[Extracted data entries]
/---

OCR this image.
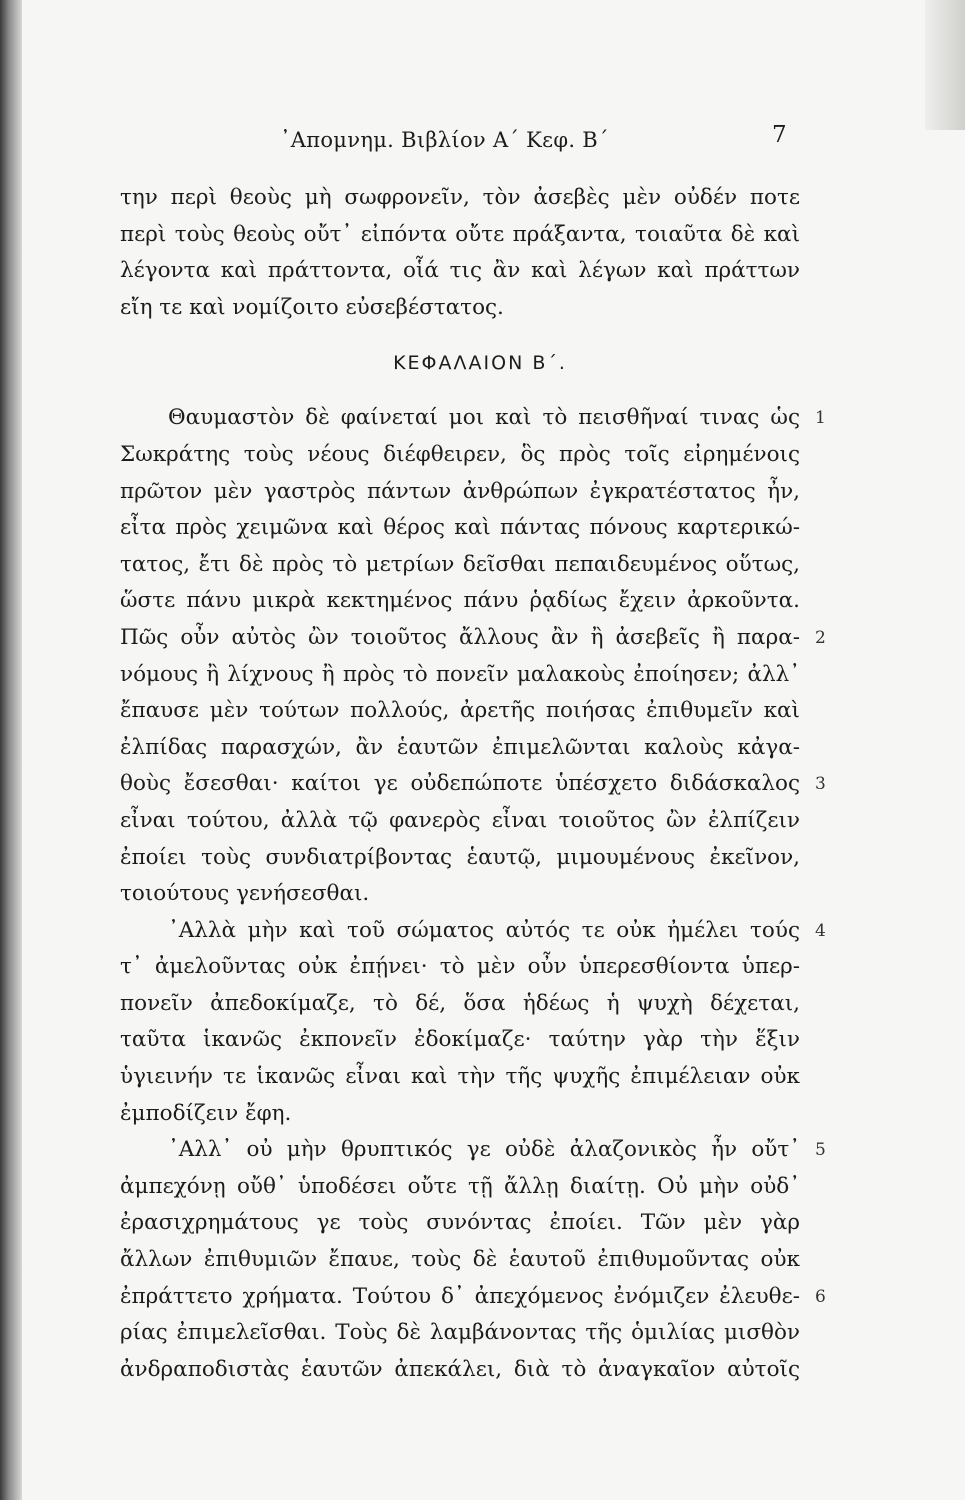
᾽Απομνημ. Βιβλίον Α΄ Κεφ. Β΄	7
την περὶ θεοὺς μὴ σωφρονεῖν, τὸν ἀσεβὲς μὲν οὐδέν ποτε
περὶ τοὺς θεοὺς οὔτ᾽ εἰπόντα οὔτε πράξαντα, τοιαῦτα δὲ καὶ
λέγοντα καὶ πράττοντα, οἷά τις ἂν καὶ λέγων καὶ πράττων
εἴη τε καὶ νομίζοιτο εὐσεβέστατος.
ΚΕΦΑΛΑΙΟΝ Β΄.
Θαυμαστὸν δὲ φαίνεταί μοι καὶ τὸ πεισθῆναί τινας ὡς 1
Σωκράτης τοὺς νέους διέφθειρεν, ὃς πρὸς τοῖς εἰρημένοις
πρῶτον μὲν γαστρὸς πάντων ἀνθρώπων ἐγκρατέστατος ἦν,
εἶτα πρὸς χειμῶνα καὶ θέρος καὶ πάντας πόνους καρτερικώ-
τατος, ἔτι δὲ πρὸς τὸ μετρίων δεῖσθαι πεπαιδευμένος οὕτως,
ὥστε πάνυ μικρὰ κεκτημένος πάνυ ῥᾳδίως ἔχειν ἀρκοῦντα.
Πῶς οὖν αὐτὸς ὢν τοιοῦτος ἄλλους ἂν ἢ ἀσεβεῖς ἢ παρα- 2
νόμους ἢ λίχνους ἢ πρὸς τὸ πονεῖν μαλακοὺς ἐποίησεν; ἀλλ᾽
ἔπαυσε μὲν τούτων πολλούς, ἀρετῆς ποιήσας ἐπιθυμεῖν καὶ
ἐλπίδας παρασχών, ἂν ἑαυτῶν ἐπιμελῶνται καλοὺς κἀγα-
θοὺς ἔσεσθαι· καίτοι γε οὐδεπώποτε ὑπέσχετο διδάσκαλος 3
εἶναι τούτου, ἀλλὰ τῷ φανερὸς εἶναι τοιοῦτος ὢν ἐλπίζειν
ἐποίει τοὺς συνδιατρίβοντας ἑαυτῷ, μιμουμένους ἐκεῖνον,
τοιούτους γενήσεσθαι.
᾽Αλλὰ μὴν καὶ τοῦ σώματος αὐτός τε οὐκ ἠμέλει τούς 4
τ᾽ ἀμελοῦντας οὐκ ἐπῄνει· τὸ μὲν οὖν ὑπερεσθίοντα ὑπερ-
πονεῖν ἀπεδοκίμαζε, τὸ δέ, ὅσα ἡδέως ἡ ψυχὴ δέχεται,
ταῦτα ἱκανῶς ἐκπονεῖν ἐδοκίμαζε· ταύτην γὰρ τὴν ἕξιν
ὑγιεινήν τε ἱκανῶς εἶναι καὶ τὴν τῆς ψυχῆς ἐπιμέλειαν οὐκ
ἐμποδίζειν ἔφη.
᾽Αλλ᾽ οὐ μὴν θρυπτικός γε οὐδὲ ἀλαζονικὸς ἦν οὔτ᾽ 5
ἀμπεχόνῃ οὔθ᾽ ὑποδέσει οὔτε τῇ ἄλλῃ διαίτῃ. Οὐ μὴν οὐδ᾽
ἐρασιχρημάτους γε τοὺς συνόντας ἐποίει. Τῶν μὲν γὰρ
ἄλλων ἐπιθυμιῶν ἔπαυε, τοὺς δὲ ἑαυτοῦ ἐπιθυμοῦντας οὐκ
ἐπράττετο χρήματα. Τούτου δ᾽ ἀπεχόμενος ἐνόμιζεν ἐλευθε- 6
ρίας ἐπιμελεῖσθαι. Τοὺς δὲ λαμβάνοντας τῆς ὁμιλίας μισθὸν
ἀνδραποδιστὰς ἑαυτῶν ἀπεκάλει, διὰ τὸ ἀναγκαῖον αὐτοῖς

\---

GOAL:
All the records above need to be given again word for word. Skip the pictures.

FINAL RESULT:
OCR this image.
᾽Απομνημ. Βιβλίον Α΄ Κεφ. Β΄	7
την περὶ θεοὺς μὴ σωφρονεῖν, τὸν ἀσεβὲς μὲν οὐδέν ποτε
περὶ τοὺς θεοὺς οὔτ᾽ εἰπόντα οὔτε πράξαντα, τοιαῦτα δὲ καὶ
λέγοντα καὶ πράττοντα, οἷά τις ἂν καὶ λέγων καὶ πράττων
εἴη τε καὶ νομίζοιτο εὐσεβέστατος.
ΚΕΦΑΛΑΙΟΝ Β΄.
Θαυμαστὸν δὲ φαίνεταί μοι καὶ τὸ πεισθῆναί τινας ὡς 1
Σωκράτης τοὺς νέους διέφθειρεν, ὃς πρὸς τοῖς εἰρημένοις
πρῶτον μὲν γαστρὸς πάντων ἀνθρώπων ἐγκρατέστατος ἦν,
εἶτα πρὸς χειμῶνα καὶ θέρος καὶ πάντας πόνους καρτερικώ-
τατος, ἔτι δὲ πρὸς τὸ μετρίων δεῖσθαι πεπαιδευμένος οὕτως,
ὥστε πάνυ μικρὰ κεκτημένος πάνυ ῥᾳδίως ἔχειν ἀρκοῦντα.
Πῶς οὖν αὐτὸς ὢν τοιοῦτος ἄλλους ἂν ἢ ἀσεβεῖς ἢ παρα- 2
νόμους ἢ λίχνους ἢ πρὸς τὸ πονεῖν μαλακοὺς ἐποίησεν; ἀλλ᾽
ἔπαυσε μὲν τούτων πολλούς, ἀρετῆς ποιήσας ἐπιθυμεῖν καὶ
ἐλπίδας παρασχών, ἂν ἑαυτῶν ἐπιμελῶνται καλοὺς κἀγα-
θοὺς ἔσεσθαι· καίτοι γε οὐδεπώποτε ὑπέσχετο διδάσκαλος 3
εἶναι τούτου, ἀλλὰ τῷ φανερὸς εἶναι τοιοῦτος ὢν ἐλπίζειν
ἐποίει τοὺς συνδιατρίβοντας ἑαυτῷ, μιμουμένους ἐκεῖνον,
τοιούτους γενήσεσθαι.
᾽Αλλὰ μὴν καὶ τοῦ σώματος αὐτός τε οὐκ ἠμέλει τούς 4
τ᾽ ἀμελοῦντας οὐκ ἐπῄνει· τὸ μὲν οὖν ὑπερεσθίοντα ὑπερ-
πονεῖν ἀπεδοκίμαζε, τὸ δέ, ὅσα ἡδέως ἡ ψυχὴ δέχεται,
ταῦτα ἱκανῶς ἐκπονεῖν ἐδοκίμαζε· ταύτην γὰρ τὴν ἕξιν
ὑγιεινήν τε ἱκανῶς εἶναι καὶ τὴν τῆς ψυχῆς ἐπιμέλειαν οὐκ
ἐμποδίζειν ἔφη.
᾽Αλλ᾽ οὐ μὴν θρυπτικός γε οὐδὲ ἀλαζονικὸς ἦν οὔτ᾽ 5
ἀμπεχόνῃ οὔθ᾽ ὑποδέσει οὔτε τῇ ἄλλῃ διαίτῃ. Οὐ μὴν οὐδ᾽
ἐρασιχρημάτους γε τοὺς συνόντας ἐποίει. Τῶν μὲν γὰρ
ἄλλων ἐπιθυμιῶν ἔπαυε, τοὺς δὲ ἑαυτοῦ ἐπιθυμοῦντας οὐκ
ἐπράττετο χρήματα. Τούτου δ᾽ ἀπεχόμενος ἐνόμιζεν ἐλευθε- 6
ρίας ἐπιμελεῖσθαι. Τοὺς δὲ λαμβάνοντας τῆς ὁμιλίας μισθὸν
ἀνδραποδιστὰς ἑαυτῶν ἀπεκάλει, διὰ τὸ ἀναγκαῖον αὐτοῖς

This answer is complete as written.